▶ _Part of a data file_:
• • • • • • •

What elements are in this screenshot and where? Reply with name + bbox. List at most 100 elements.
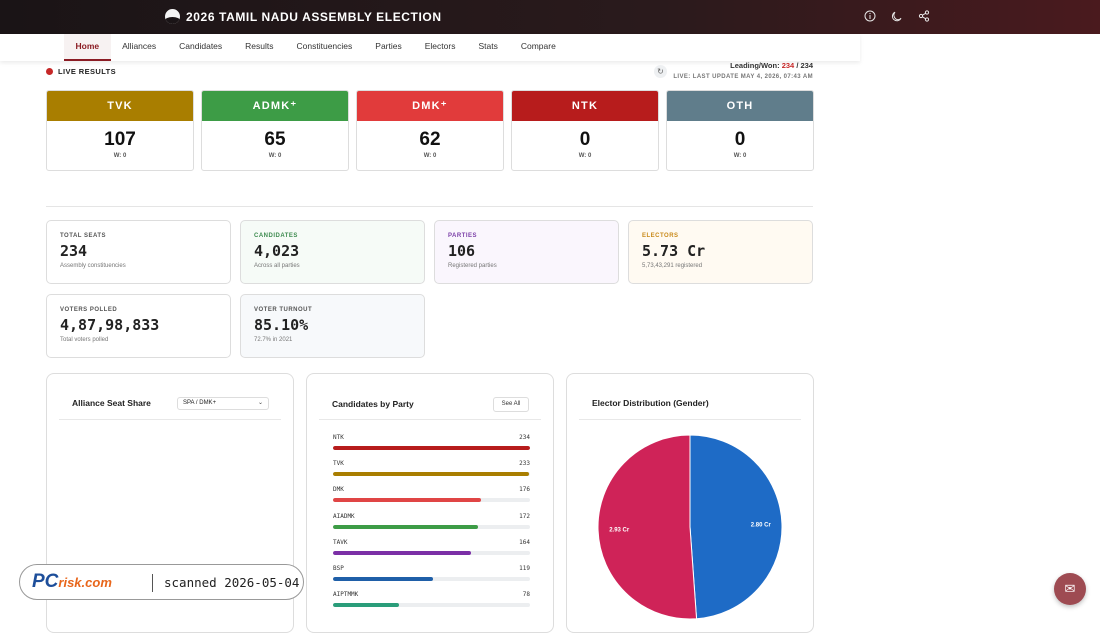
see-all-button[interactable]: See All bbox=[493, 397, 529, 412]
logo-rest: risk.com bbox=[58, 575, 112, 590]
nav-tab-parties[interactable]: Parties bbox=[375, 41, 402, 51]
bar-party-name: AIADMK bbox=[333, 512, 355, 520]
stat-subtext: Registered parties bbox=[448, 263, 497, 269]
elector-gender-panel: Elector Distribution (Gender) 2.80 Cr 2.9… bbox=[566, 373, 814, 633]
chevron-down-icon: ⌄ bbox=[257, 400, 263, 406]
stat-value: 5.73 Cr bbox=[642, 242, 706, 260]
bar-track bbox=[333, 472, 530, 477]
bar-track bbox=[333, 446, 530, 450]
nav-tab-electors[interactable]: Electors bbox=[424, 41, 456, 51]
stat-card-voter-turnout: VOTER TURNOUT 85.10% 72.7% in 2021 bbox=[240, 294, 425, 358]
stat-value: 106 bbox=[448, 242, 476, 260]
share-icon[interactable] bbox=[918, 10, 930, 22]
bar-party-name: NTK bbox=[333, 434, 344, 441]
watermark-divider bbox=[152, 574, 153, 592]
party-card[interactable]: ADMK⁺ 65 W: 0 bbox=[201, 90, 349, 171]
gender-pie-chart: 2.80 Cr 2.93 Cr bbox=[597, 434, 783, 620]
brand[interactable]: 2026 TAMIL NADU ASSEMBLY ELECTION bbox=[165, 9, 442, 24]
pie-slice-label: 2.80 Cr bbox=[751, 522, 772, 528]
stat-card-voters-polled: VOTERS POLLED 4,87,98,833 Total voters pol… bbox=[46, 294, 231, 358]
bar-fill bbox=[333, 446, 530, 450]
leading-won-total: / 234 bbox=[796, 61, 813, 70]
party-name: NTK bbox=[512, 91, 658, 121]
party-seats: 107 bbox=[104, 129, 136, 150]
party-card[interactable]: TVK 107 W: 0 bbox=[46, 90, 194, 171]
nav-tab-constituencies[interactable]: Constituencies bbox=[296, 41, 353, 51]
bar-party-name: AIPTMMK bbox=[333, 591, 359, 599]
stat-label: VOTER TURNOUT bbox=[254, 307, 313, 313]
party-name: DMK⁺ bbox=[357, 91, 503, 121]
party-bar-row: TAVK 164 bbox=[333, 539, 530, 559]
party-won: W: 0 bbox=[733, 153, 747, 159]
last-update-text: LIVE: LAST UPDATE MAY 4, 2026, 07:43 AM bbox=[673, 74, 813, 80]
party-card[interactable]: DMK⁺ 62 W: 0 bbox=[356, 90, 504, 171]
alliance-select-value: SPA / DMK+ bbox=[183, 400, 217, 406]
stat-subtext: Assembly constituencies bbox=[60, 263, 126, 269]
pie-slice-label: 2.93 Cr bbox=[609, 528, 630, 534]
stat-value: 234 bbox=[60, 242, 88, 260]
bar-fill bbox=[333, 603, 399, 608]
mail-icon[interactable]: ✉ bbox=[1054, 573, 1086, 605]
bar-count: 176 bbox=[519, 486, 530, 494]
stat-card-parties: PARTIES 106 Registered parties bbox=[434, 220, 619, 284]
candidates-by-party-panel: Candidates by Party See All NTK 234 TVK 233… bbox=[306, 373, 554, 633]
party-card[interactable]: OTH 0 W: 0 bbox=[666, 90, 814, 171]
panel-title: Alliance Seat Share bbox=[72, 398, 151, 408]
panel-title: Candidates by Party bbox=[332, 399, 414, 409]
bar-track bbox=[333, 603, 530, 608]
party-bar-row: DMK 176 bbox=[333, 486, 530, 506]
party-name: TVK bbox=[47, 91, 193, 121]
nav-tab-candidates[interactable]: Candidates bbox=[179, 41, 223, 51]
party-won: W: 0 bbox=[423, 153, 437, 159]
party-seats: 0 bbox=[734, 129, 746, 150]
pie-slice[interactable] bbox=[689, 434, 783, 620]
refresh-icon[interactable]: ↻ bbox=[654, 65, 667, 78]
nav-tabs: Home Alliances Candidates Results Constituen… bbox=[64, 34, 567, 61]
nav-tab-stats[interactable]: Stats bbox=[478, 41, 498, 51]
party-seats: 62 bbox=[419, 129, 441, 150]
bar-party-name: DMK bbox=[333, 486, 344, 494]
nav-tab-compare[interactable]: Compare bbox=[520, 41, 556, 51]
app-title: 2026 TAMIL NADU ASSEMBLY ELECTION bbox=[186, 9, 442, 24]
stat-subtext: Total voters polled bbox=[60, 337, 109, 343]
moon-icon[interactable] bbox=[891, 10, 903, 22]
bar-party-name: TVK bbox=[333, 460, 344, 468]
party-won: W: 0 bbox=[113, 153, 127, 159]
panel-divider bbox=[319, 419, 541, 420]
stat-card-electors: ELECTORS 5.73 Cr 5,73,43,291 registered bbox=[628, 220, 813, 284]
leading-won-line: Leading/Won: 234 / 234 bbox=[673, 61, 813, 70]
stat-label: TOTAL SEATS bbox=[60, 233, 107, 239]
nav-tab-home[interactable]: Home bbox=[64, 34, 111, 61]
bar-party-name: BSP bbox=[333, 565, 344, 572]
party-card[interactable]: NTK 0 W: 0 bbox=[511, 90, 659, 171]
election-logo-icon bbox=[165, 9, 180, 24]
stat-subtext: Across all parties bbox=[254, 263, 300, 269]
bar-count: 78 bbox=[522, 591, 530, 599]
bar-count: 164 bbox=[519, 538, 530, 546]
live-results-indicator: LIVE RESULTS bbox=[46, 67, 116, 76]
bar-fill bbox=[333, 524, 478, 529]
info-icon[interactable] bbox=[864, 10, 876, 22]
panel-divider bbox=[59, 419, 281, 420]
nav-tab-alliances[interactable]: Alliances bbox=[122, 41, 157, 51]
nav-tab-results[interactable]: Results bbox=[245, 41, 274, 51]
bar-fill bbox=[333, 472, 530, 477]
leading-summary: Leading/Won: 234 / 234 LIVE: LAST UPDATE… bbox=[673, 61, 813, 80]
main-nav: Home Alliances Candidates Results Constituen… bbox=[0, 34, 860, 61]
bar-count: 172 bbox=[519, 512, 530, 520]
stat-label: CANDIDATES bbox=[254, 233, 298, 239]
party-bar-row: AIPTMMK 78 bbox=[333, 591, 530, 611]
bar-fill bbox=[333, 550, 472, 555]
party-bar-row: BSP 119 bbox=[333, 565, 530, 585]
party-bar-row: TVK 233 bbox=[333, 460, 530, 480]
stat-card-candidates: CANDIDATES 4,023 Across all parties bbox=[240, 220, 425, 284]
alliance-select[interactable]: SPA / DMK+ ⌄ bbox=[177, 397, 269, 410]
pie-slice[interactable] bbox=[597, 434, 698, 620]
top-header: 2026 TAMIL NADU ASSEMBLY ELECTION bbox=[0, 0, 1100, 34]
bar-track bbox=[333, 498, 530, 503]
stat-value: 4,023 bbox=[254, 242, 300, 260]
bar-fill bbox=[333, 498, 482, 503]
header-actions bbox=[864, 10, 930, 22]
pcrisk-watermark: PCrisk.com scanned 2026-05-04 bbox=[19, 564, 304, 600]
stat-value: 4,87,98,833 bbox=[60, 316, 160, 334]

• • • • • • •

▶ _Task to carry out_: Copy every line of the rows above verbatim, leaving out the pictures.

▶ _Solution for this task_:
What elements are in this screenshot and where? Reply with name + bbox. List at most 100 elements.
see-all-button[interactable]: See All bbox=[493, 397, 529, 412]
logo-rest: risk.com bbox=[58, 575, 112, 590]
nav-tab-parties[interactable]: Parties bbox=[375, 41, 402, 51]
bar-party-name: AIADMK bbox=[333, 512, 355, 520]
stat-subtext: Registered parties bbox=[448, 263, 497, 269]
elector-gender-panel: Elector Distribution (Gender) 2.80 Cr 2.9… bbox=[566, 373, 814, 633]
chevron-down-icon: ⌄ bbox=[257, 400, 263, 406]
stat-value: 5.73 Cr bbox=[642, 242, 706, 260]
bar-track bbox=[333, 472, 530, 477]
bar-track bbox=[333, 446, 530, 450]
nav-tab-electors[interactable]: Electors bbox=[424, 41, 456, 51]
stat-card-voter-turnout: VOTER TURNOUT 85.10% 72.7% in 2021 bbox=[240, 294, 425, 358]
stat-value: 106 bbox=[448, 242, 476, 260]
share-icon[interactable] bbox=[918, 10, 930, 22]
bar-party-name: NTK bbox=[333, 434, 344, 441]
watermark-divider bbox=[152, 574, 153, 592]
party-card[interactable]: ADMK⁺ 65 W: 0 bbox=[201, 90, 349, 171]
gender-pie-chart: 2.80 Cr 2.93 Cr bbox=[597, 434, 783, 620]
brand[interactable]: 2026 TAMIL NADU ASSEMBLY ELECTION bbox=[165, 9, 442, 24]
pie-slice-label: 2.80 Cr bbox=[751, 522, 772, 528]
stat-card-voters-polled: VOTERS POLLED 4,87,98,833 Total voters pol… bbox=[46, 294, 231, 358]
bar-fill bbox=[333, 446, 530, 450]
leading-won-total: / 234 bbox=[796, 61, 813, 70]
party-name: NTK bbox=[512, 91, 658, 121]
party-seats: 107 bbox=[104, 129, 136, 150]
party-card[interactable]: TVK 107 W: 0 bbox=[46, 90, 194, 171]
nav-tab-constituencies[interactable]: Constituencies bbox=[296, 41, 353, 51]
bar-party-name: AIPTMMK bbox=[333, 591, 359, 599]
stat-label: VOTER TURNOUT bbox=[254, 307, 313, 313]
party-name: DMK⁺ bbox=[357, 91, 503, 121]
party-bar-row: TAVK 164 bbox=[333, 539, 530, 559]
party-won: W: 0 bbox=[733, 153, 747, 159]
last-update-text: LIVE: LAST UPDATE MAY 4, 2026, 07:43 AM bbox=[673, 74, 813, 80]
party-card[interactable]: DMK⁺ 62 W: 0 bbox=[356, 90, 504, 171]
alliance-select-value: SPA / DMK+ bbox=[183, 400, 217, 406]
stat-subtext: Assembly constituencies bbox=[60, 263, 126, 269]
pie-slice-label: 2.93 Cr bbox=[609, 528, 630, 534]
stat-value: 234 bbox=[60, 242, 88, 260]
bar-fill bbox=[333, 603, 399, 608]
mail-icon[interactable]: ✉ bbox=[1054, 573, 1086, 605]
bar-count: 176 bbox=[519, 486, 530, 494]
stat-card-parties: PARTIES 106 Registered parties bbox=[434, 220, 619, 284]
candidates-by-party-panel: Candidates by Party See All NTK 234 TVK 233… bbox=[306, 373, 554, 633]
party-card[interactable]: OTH 0 W: 0 bbox=[666, 90, 814, 171]
panel-title: Alliance Seat Share bbox=[72, 398, 151, 408]
panel-title: Candidates by Party bbox=[332, 399, 414, 409]
bar-track bbox=[333, 603, 530, 608]
party-bar-row: DMK 176 bbox=[333, 486, 530, 506]
party-name: TVK bbox=[47, 91, 193, 121]
nav-tab-candidates[interactable]: Candidates bbox=[179, 41, 223, 51]
party-won: W: 0 bbox=[423, 153, 437, 159]
party-seats: 0 bbox=[734, 129, 746, 150]
pie-slice[interactable] bbox=[689, 434, 783, 620]
refresh-icon[interactable]: ↻ bbox=[654, 65, 667, 78]
nav-tabs: Home Alliances Candidates Results Constituen… bbox=[64, 34, 567, 61]
nav-tab-stats[interactable]: Stats bbox=[478, 41, 498, 51]
party-seats: 62 bbox=[419, 129, 441, 150]
bar-party-name: DMK bbox=[333, 486, 344, 494]
nav-tab-compare[interactable]: Compare bbox=[520, 41, 556, 51]
app-title: 2026 TAMIL NADU ASSEMBLY ELECTION bbox=[186, 9, 442, 24]
stat-subtext: Total voters polled bbox=[60, 337, 109, 343]
moon-icon[interactable] bbox=[891, 10, 903, 22]
bar-party-name: TVK bbox=[333, 460, 344, 468]
party-won: W: 0 bbox=[113, 153, 127, 159]
panel-divider bbox=[319, 419, 541, 420]
stat-card-electors: ELECTORS 5.73 Cr 5,73,43,291 registered bbox=[628, 220, 813, 284]
leading-won-line: Leading/Won: 234 / 234 bbox=[673, 61, 813, 70]
stat-label: TOTAL SEATS bbox=[60, 233, 107, 239]
nav-tab-home[interactable]: Home bbox=[64, 34, 111, 61]
bar-party-name: BSP bbox=[333, 565, 344, 572]
party-card[interactable]: NTK 0 W: 0 bbox=[511, 90, 659, 171]
election-logo-icon bbox=[165, 9, 180, 24]
stat-subtext: Across all parties bbox=[254, 263, 300, 269]
bar-count: 78 bbox=[522, 591, 530, 599]
bar-count: 164 bbox=[519, 538, 530, 546]
live-results-indicator: LIVE RESULTS bbox=[46, 67, 116, 76]
bar-fill bbox=[333, 524, 478, 529]
info-icon[interactable] bbox=[864, 10, 876, 22]
panel-divider bbox=[59, 419, 281, 420]
nav-tab-alliances[interactable]: Alliances bbox=[122, 41, 157, 51]
nav-tab-results[interactable]: Results bbox=[245, 41, 274, 51]
bar-fill bbox=[333, 472, 530, 477]
leading-summary: Leading/Won: 234 / 234 LIVE: LAST UPDATE… bbox=[673, 61, 813, 80]
main-nav: Home Alliances Candidates Results Constituen… bbox=[0, 34, 860, 61]
bar-count: 172 bbox=[519, 512, 530, 520]
stat-label: CANDIDATES bbox=[254, 233, 298, 239]
party-bar-row: AIPTMMK 78 bbox=[333, 591, 530, 611]
bar-fill bbox=[333, 550, 472, 555]
party-bar-row: BSP 119 bbox=[333, 565, 530, 585]
party-bar-row: TVK 233 bbox=[333, 460, 530, 480]
stat-card-candidates: CANDIDATES 4,023 Across all parties bbox=[240, 220, 425, 284]
alliance-select[interactable]: SPA / DMK+ ⌄ bbox=[177, 397, 269, 410]
pie-slice[interactable] bbox=[597, 434, 698, 620]
top-header: 2026 TAMIL NADU ASSEMBLY ELECTION bbox=[0, 0, 1100, 34]
bar-track bbox=[333, 498, 530, 503]
stat-value: 4,023 bbox=[254, 242, 300, 260]
bar-fill bbox=[333, 498, 482, 503]
header-actions bbox=[864, 10, 930, 22]
pcrisk-watermark: PCrisk.com scanned 2026-05-04 bbox=[19, 564, 304, 600]
stat-value: 4,87,98,833 bbox=[60, 316, 160, 334]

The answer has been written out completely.